PROBLEM TO WORK ON: Find every line in the records below that holds the word "expanded", and copy it out.

DATA FOR THIS TASK:

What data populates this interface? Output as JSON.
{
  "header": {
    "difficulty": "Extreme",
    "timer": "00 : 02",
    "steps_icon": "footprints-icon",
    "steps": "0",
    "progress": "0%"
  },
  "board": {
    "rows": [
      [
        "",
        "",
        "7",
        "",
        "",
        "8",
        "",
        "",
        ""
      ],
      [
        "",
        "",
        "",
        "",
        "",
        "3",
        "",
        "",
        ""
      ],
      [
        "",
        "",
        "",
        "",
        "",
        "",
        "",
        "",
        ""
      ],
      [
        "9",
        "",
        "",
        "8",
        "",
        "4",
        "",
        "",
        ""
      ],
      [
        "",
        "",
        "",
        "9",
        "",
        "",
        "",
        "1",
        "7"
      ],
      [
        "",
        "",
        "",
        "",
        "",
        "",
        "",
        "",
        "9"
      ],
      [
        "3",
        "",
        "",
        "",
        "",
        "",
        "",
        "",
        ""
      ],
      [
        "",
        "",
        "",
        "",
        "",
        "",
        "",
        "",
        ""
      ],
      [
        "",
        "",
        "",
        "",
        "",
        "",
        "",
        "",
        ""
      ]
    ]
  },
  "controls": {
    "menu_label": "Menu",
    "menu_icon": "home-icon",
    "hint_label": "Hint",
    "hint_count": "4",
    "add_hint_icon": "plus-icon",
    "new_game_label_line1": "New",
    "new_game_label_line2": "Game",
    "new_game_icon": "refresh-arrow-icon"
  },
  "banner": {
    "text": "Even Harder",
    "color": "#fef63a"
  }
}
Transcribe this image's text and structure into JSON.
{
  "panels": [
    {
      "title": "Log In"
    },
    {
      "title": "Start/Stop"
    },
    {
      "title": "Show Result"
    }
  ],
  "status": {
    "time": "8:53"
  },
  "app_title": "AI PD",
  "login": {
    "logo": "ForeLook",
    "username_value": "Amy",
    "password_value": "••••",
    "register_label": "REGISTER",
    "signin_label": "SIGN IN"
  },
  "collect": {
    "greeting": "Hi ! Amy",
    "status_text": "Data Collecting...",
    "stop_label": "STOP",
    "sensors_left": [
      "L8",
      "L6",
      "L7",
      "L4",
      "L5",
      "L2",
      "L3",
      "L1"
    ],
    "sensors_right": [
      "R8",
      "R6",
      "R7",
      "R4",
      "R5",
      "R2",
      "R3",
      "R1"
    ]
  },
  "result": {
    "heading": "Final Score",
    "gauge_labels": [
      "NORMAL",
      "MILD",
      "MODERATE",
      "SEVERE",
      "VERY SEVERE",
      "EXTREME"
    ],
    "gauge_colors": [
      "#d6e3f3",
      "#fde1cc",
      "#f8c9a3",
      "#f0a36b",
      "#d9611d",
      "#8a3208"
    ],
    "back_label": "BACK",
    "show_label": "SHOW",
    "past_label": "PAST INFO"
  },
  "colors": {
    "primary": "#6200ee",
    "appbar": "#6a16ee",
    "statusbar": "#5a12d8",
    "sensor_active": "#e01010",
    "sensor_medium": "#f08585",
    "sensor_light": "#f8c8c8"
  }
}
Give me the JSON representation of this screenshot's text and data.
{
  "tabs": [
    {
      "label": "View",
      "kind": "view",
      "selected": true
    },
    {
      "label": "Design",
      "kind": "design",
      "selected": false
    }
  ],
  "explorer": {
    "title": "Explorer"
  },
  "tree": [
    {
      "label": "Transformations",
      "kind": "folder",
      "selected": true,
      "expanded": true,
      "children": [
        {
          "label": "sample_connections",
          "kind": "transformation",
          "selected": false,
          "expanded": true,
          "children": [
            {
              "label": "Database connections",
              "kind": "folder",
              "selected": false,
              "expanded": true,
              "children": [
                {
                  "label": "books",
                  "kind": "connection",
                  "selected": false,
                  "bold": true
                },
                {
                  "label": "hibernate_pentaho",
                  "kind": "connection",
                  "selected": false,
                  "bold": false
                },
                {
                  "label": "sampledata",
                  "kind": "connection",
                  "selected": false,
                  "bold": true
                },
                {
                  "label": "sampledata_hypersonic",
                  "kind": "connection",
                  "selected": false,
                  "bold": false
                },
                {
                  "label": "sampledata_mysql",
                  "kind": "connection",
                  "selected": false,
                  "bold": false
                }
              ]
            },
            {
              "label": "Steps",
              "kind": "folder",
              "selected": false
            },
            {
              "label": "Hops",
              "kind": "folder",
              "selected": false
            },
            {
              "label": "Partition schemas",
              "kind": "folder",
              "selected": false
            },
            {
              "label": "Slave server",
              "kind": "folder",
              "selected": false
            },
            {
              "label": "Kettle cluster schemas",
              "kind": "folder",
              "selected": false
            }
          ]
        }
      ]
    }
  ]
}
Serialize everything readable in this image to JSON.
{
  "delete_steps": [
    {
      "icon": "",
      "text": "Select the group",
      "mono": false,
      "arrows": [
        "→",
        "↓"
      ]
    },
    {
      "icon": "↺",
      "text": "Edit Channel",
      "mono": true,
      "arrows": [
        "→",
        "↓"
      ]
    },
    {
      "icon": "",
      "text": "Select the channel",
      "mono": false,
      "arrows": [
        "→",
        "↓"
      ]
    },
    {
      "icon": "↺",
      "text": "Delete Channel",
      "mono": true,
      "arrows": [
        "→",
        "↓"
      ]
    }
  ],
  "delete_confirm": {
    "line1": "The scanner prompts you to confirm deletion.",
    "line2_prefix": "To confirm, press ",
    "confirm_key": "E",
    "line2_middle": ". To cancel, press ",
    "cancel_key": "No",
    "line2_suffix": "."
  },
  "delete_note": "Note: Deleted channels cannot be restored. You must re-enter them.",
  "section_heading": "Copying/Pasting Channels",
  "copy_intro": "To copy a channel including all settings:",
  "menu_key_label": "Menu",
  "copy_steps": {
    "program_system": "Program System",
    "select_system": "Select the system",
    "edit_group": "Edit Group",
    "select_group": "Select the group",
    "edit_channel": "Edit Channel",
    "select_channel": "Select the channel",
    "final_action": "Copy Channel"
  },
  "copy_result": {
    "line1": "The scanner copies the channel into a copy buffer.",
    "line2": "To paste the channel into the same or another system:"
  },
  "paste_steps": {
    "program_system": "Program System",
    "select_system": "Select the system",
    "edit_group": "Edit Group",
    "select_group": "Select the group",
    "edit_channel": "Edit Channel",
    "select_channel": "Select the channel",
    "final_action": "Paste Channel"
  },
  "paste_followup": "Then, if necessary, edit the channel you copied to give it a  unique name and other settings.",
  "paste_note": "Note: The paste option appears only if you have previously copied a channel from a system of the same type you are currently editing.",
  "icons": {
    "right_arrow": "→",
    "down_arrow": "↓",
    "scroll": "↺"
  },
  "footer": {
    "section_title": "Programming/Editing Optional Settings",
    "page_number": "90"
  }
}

COMPLETED EXERCISE:
      "expanded": true,
          "expanded": true,
              "expanded": true,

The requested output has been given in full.